> Input rows:
::::
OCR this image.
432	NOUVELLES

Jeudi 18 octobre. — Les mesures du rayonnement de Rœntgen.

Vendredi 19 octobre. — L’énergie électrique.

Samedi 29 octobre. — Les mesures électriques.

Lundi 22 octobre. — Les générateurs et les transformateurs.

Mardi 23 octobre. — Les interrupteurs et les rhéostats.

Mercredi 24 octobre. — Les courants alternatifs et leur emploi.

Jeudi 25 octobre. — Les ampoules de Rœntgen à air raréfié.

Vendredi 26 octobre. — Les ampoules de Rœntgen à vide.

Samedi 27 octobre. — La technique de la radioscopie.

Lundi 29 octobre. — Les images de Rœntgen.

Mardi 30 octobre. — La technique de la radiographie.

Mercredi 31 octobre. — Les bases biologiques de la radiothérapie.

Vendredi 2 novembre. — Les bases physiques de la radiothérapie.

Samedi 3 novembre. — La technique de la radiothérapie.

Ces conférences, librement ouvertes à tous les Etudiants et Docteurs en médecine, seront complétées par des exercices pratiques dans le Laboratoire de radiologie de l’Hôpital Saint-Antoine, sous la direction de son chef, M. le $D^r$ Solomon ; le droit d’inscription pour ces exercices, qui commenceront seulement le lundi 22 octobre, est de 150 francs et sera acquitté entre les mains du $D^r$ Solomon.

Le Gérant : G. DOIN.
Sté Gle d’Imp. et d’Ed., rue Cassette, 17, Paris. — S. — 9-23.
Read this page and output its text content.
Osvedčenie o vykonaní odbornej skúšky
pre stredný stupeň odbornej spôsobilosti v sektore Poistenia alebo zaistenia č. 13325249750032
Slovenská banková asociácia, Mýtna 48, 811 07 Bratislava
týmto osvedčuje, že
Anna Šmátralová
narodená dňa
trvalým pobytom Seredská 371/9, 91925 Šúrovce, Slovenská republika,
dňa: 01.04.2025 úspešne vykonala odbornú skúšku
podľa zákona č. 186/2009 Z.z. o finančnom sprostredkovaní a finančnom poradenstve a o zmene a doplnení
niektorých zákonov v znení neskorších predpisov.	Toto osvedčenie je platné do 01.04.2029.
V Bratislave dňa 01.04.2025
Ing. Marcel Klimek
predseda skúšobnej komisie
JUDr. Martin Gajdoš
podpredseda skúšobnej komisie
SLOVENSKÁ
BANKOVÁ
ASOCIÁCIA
::::
> Set problem: Using the material above, report each line where "radiothérapie" occurs.

> Response:
Mercredi 31 octobre. — Les bases biologiques de la radiothérapie.
Vendredi 2 novembre. — Les bases physiques de la radiothérapie.
Samedi 3 novembre. — La technique de la radiothérapie.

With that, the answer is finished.